» What is needed: Filter the entries, keeping every line with the word "this".

» Data to process:
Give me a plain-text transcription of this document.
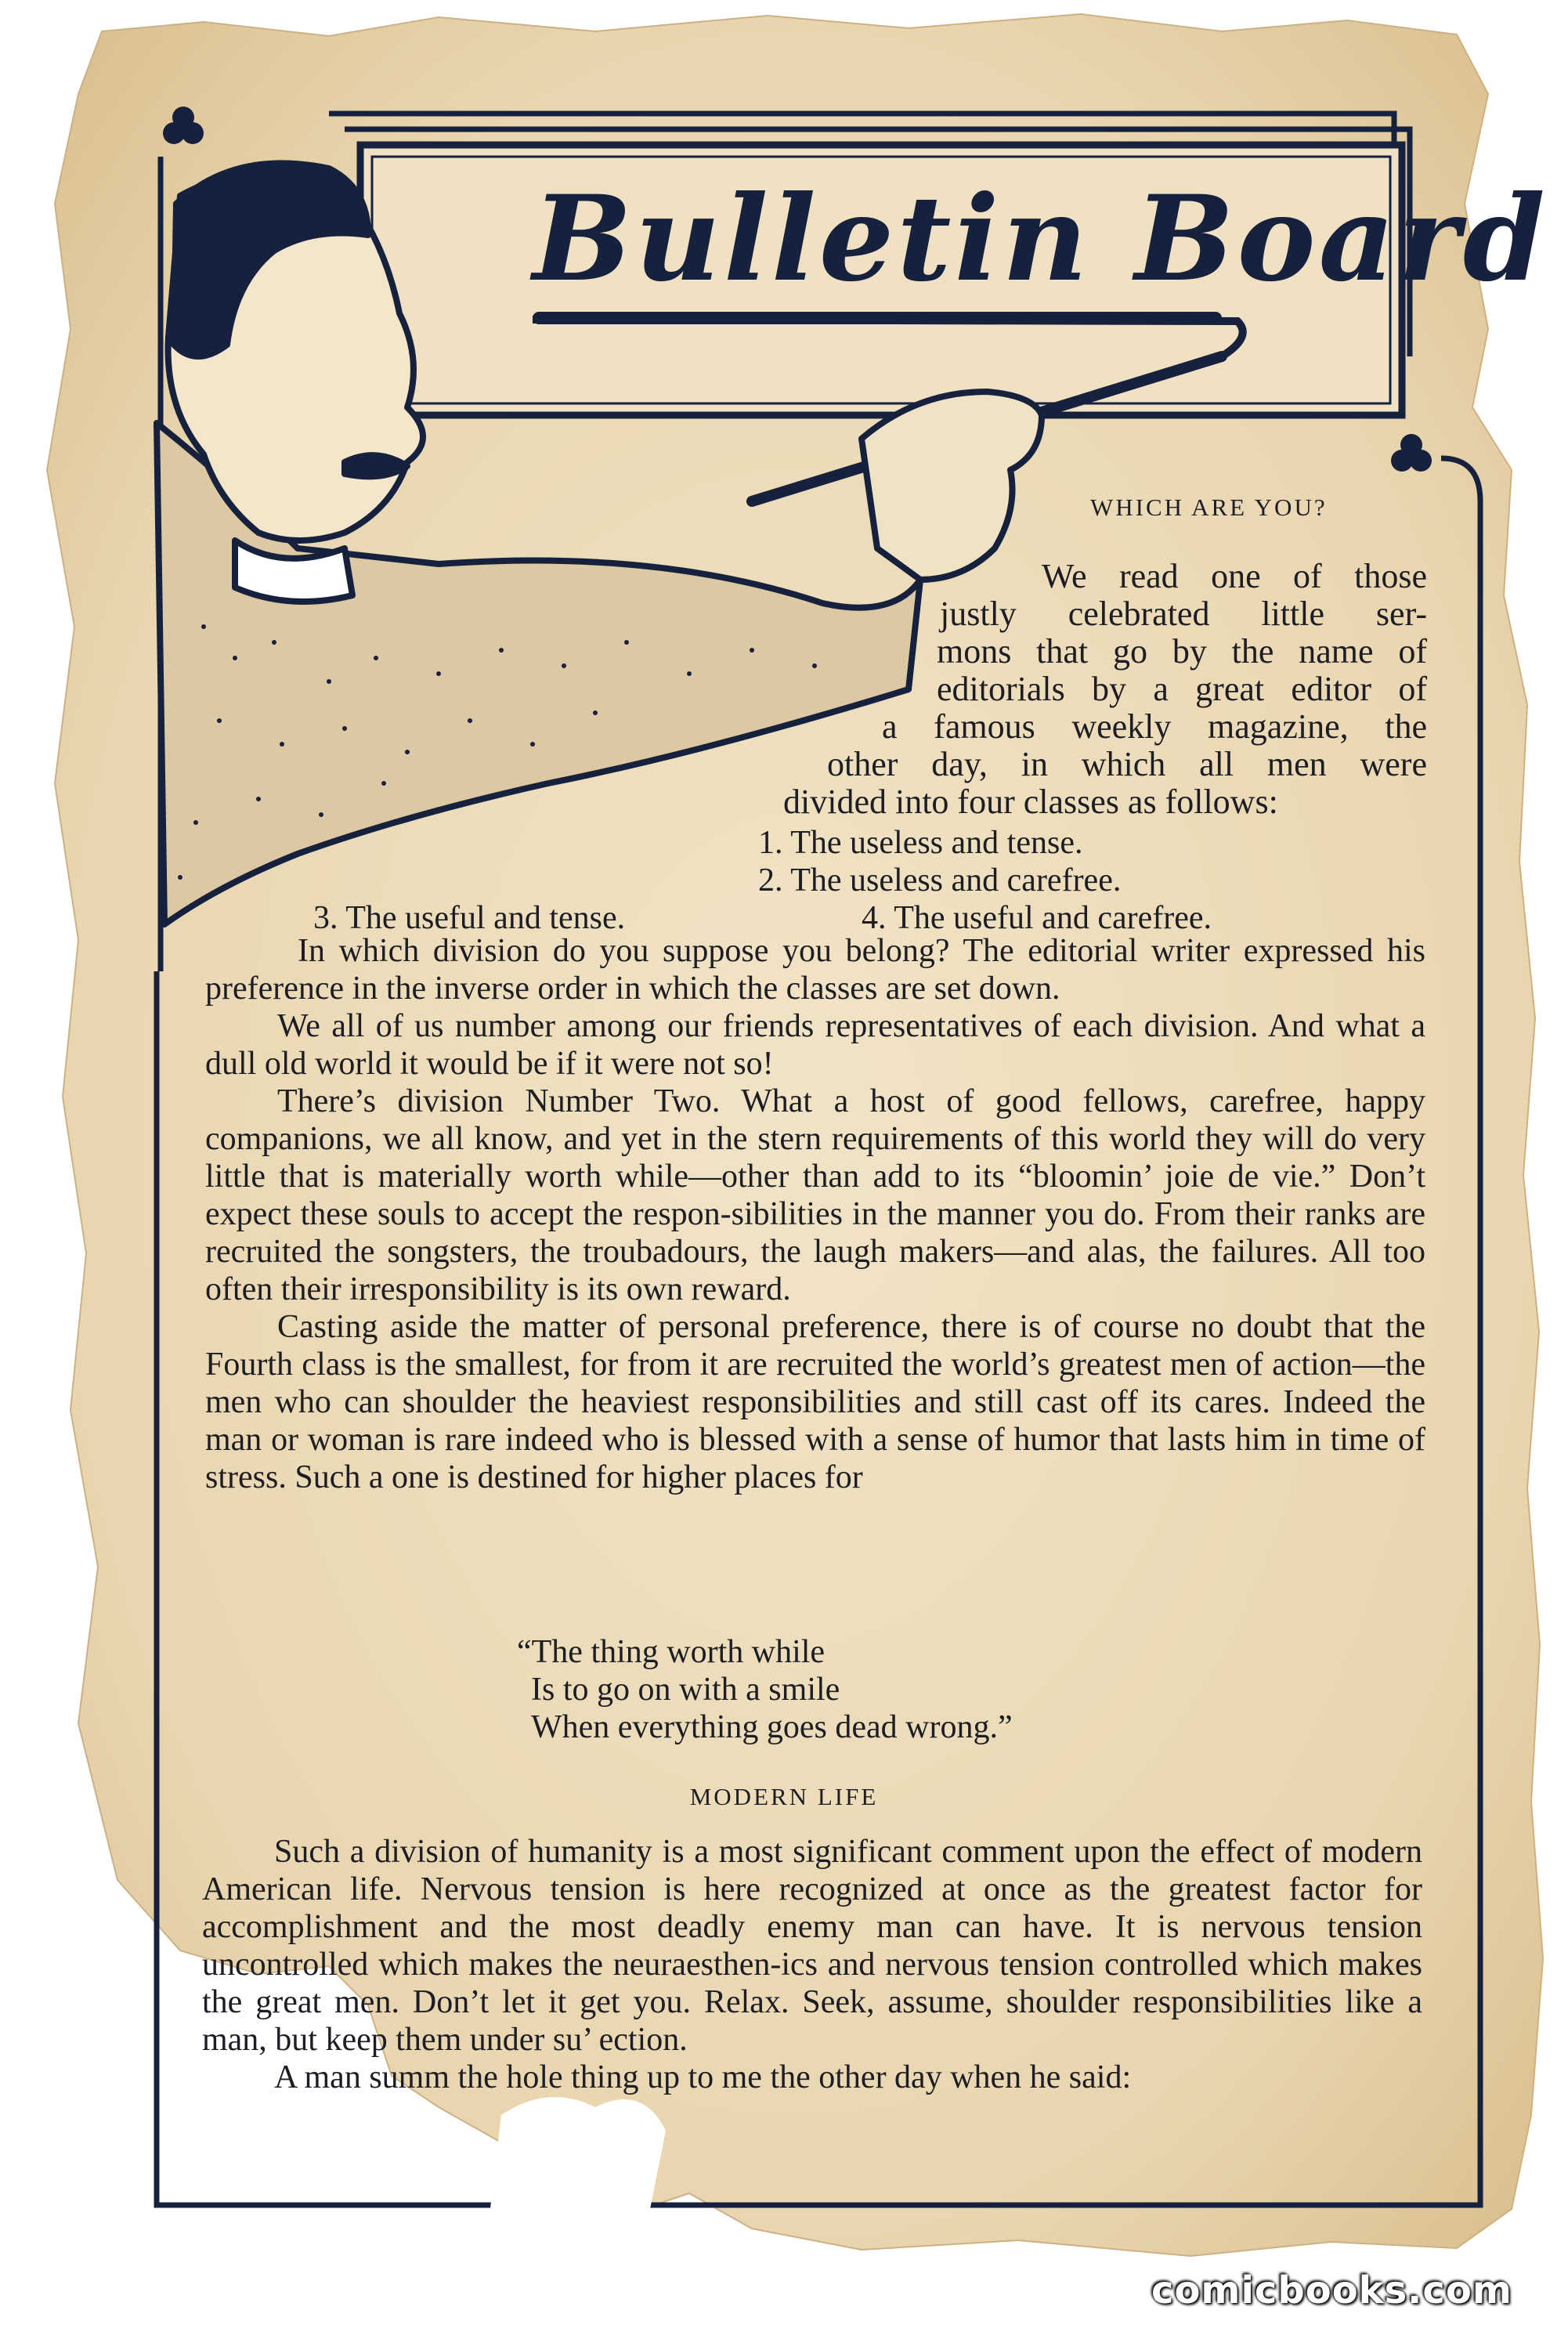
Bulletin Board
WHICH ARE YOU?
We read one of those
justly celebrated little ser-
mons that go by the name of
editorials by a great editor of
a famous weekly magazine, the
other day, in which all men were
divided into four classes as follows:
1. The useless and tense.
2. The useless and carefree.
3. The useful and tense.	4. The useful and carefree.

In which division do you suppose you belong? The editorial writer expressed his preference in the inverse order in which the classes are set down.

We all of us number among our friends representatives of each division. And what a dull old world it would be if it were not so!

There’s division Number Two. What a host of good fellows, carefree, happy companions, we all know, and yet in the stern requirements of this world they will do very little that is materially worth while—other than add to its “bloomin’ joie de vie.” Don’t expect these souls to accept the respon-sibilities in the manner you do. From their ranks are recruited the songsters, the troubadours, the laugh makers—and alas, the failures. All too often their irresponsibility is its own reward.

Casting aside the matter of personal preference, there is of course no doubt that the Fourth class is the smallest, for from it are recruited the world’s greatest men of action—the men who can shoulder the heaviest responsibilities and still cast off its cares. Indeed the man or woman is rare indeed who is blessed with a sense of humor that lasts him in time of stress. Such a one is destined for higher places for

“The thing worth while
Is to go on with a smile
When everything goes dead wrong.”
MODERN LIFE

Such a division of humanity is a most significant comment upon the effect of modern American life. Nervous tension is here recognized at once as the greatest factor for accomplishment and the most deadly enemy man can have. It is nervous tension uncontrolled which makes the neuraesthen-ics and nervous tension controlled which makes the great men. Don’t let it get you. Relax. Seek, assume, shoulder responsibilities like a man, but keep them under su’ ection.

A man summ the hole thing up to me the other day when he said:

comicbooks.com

» Written reply:
Give me a plain-text transcription of this document.
There’s division Number Two. What a host of good fellows, carefree, happy companions, we all know, and yet in the stern requirements of this world they will do very little that is materially worth while—other than add to its “bloomin’ joie de vie.” Don’t expect these souls to accept the respon-sibilities in the manner you do. From their ranks are recruited the songsters, the troubadours, the laugh makers—and alas, the failures. All too often their irresponsibility is its own reward.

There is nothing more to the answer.